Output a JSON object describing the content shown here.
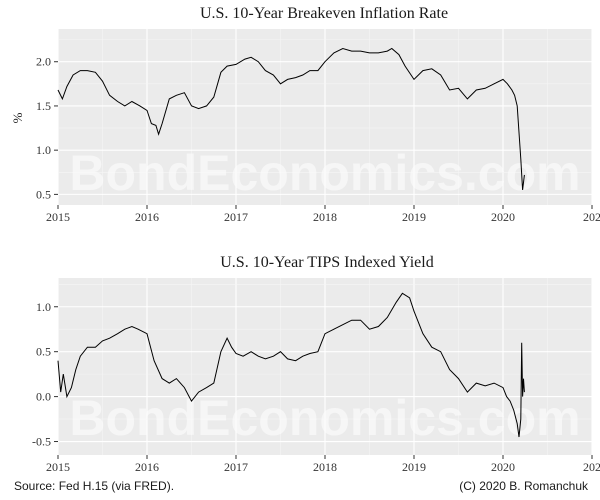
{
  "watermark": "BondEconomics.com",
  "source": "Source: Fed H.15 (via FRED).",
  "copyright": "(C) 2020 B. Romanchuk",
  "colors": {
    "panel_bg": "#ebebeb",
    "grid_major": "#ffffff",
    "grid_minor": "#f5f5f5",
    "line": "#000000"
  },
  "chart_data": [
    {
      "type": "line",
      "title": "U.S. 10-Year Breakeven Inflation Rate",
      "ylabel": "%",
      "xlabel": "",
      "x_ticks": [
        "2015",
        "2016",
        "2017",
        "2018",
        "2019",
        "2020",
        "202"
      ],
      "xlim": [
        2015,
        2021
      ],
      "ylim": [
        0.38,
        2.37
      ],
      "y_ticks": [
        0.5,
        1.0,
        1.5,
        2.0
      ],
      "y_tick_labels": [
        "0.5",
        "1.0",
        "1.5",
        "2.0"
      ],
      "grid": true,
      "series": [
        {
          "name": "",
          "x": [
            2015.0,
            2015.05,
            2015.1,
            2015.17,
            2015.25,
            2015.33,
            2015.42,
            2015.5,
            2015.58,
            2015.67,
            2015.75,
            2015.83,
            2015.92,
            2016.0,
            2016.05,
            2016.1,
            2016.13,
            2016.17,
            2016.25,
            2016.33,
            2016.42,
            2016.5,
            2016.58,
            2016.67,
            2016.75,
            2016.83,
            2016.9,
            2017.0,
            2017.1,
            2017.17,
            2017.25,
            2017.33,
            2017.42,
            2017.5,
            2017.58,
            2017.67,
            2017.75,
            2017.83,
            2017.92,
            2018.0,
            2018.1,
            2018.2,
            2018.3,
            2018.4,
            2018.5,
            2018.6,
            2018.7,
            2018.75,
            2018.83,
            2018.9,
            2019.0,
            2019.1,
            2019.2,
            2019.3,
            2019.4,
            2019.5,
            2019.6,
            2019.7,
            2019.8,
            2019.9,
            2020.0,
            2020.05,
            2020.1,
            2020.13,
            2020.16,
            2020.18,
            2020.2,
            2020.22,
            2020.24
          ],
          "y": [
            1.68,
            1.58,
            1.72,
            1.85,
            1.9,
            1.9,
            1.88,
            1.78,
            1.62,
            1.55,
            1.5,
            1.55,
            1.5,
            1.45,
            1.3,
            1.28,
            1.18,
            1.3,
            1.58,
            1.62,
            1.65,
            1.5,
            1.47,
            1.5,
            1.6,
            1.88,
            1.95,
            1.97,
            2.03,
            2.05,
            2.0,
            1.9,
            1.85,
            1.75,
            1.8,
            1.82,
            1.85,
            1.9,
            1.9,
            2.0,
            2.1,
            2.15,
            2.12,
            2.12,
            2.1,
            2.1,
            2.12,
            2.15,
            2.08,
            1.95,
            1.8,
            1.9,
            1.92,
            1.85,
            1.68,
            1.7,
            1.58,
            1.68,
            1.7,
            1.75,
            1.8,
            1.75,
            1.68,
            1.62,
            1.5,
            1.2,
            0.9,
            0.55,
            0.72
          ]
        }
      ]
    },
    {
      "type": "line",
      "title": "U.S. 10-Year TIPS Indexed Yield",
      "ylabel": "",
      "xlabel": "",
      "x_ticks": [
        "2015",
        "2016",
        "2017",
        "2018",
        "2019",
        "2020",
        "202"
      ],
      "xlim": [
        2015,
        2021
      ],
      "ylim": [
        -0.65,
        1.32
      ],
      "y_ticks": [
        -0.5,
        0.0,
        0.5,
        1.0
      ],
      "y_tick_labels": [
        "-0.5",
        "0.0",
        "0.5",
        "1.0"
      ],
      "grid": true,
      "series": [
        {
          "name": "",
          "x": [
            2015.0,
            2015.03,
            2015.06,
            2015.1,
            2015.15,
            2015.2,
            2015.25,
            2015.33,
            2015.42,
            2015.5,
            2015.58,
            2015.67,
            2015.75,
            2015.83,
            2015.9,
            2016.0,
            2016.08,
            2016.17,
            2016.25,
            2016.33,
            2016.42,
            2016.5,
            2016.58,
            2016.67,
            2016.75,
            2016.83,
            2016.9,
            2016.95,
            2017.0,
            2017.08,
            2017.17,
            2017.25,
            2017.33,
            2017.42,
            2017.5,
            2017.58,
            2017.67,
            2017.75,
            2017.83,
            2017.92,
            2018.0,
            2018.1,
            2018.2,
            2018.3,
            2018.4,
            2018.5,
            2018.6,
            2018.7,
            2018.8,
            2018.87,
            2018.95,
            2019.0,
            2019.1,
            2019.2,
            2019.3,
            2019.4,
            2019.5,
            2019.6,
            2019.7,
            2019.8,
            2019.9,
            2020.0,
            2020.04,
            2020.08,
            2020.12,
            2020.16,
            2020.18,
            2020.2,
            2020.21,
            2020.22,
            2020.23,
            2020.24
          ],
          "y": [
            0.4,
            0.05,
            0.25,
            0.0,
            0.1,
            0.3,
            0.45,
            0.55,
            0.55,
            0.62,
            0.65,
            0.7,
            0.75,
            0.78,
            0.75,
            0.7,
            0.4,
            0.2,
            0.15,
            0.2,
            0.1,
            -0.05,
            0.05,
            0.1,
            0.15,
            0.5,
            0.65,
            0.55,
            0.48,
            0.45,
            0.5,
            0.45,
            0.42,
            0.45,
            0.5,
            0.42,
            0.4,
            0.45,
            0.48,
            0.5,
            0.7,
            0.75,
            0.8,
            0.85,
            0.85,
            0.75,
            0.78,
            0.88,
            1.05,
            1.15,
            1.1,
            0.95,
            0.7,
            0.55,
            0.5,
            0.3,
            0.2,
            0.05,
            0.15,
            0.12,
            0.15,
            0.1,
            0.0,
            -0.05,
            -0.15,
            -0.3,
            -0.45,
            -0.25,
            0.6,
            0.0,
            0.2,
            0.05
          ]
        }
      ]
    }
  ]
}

* * *

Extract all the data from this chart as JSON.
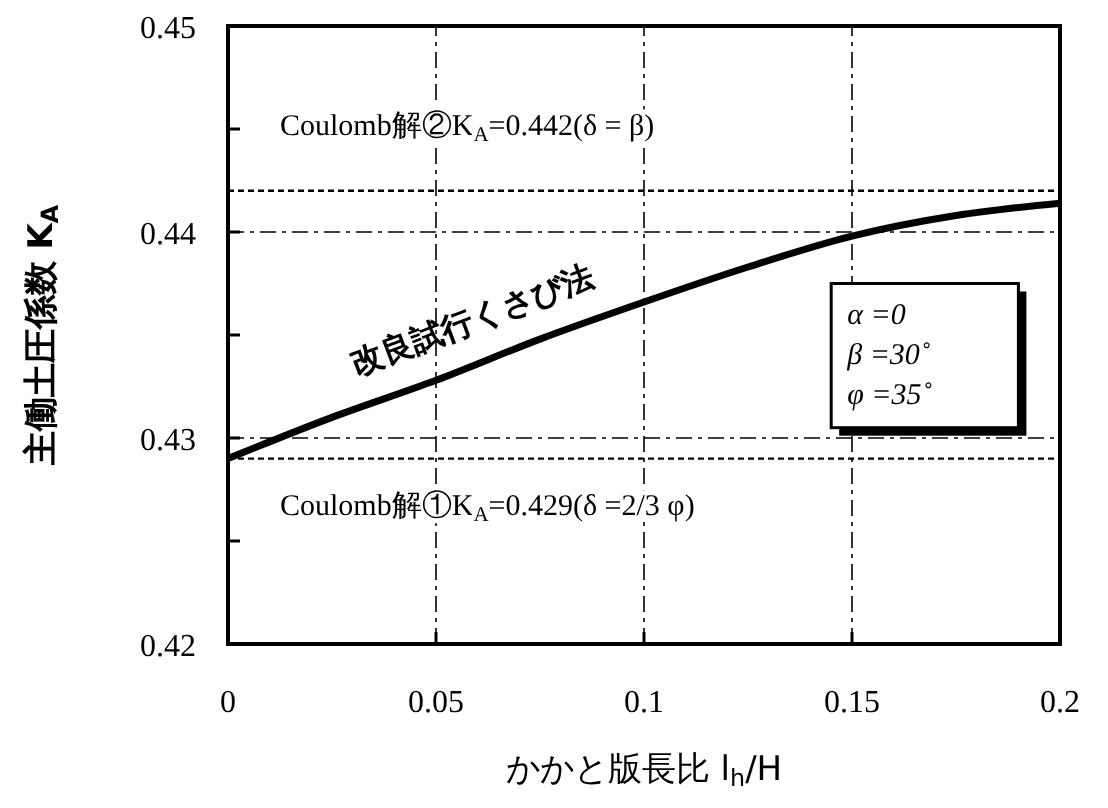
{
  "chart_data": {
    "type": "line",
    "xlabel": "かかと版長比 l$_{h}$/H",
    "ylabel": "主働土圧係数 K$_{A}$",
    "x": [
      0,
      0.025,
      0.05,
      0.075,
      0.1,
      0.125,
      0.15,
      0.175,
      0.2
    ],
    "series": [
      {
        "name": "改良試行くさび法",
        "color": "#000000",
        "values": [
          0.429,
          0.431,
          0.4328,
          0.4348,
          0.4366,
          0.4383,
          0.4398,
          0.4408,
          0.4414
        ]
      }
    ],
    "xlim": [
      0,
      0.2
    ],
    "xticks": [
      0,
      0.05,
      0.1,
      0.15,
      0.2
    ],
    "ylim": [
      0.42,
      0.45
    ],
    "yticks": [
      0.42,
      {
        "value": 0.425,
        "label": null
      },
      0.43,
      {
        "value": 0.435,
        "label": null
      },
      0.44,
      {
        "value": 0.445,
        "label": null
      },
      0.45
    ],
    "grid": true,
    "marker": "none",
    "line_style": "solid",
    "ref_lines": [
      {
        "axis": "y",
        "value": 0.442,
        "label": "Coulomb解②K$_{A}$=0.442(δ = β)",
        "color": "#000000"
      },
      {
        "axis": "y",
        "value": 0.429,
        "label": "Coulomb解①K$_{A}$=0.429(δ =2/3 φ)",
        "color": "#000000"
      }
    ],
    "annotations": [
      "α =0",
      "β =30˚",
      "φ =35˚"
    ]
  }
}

**AIM**
Locate each line with the word "Year" and copy it.

**TASK SOLUTION**
      "title": "U.S. 10-Year Breakeven Inflation Rate",
      "title": "U.S. 10-Year TIPS Indexed Yield",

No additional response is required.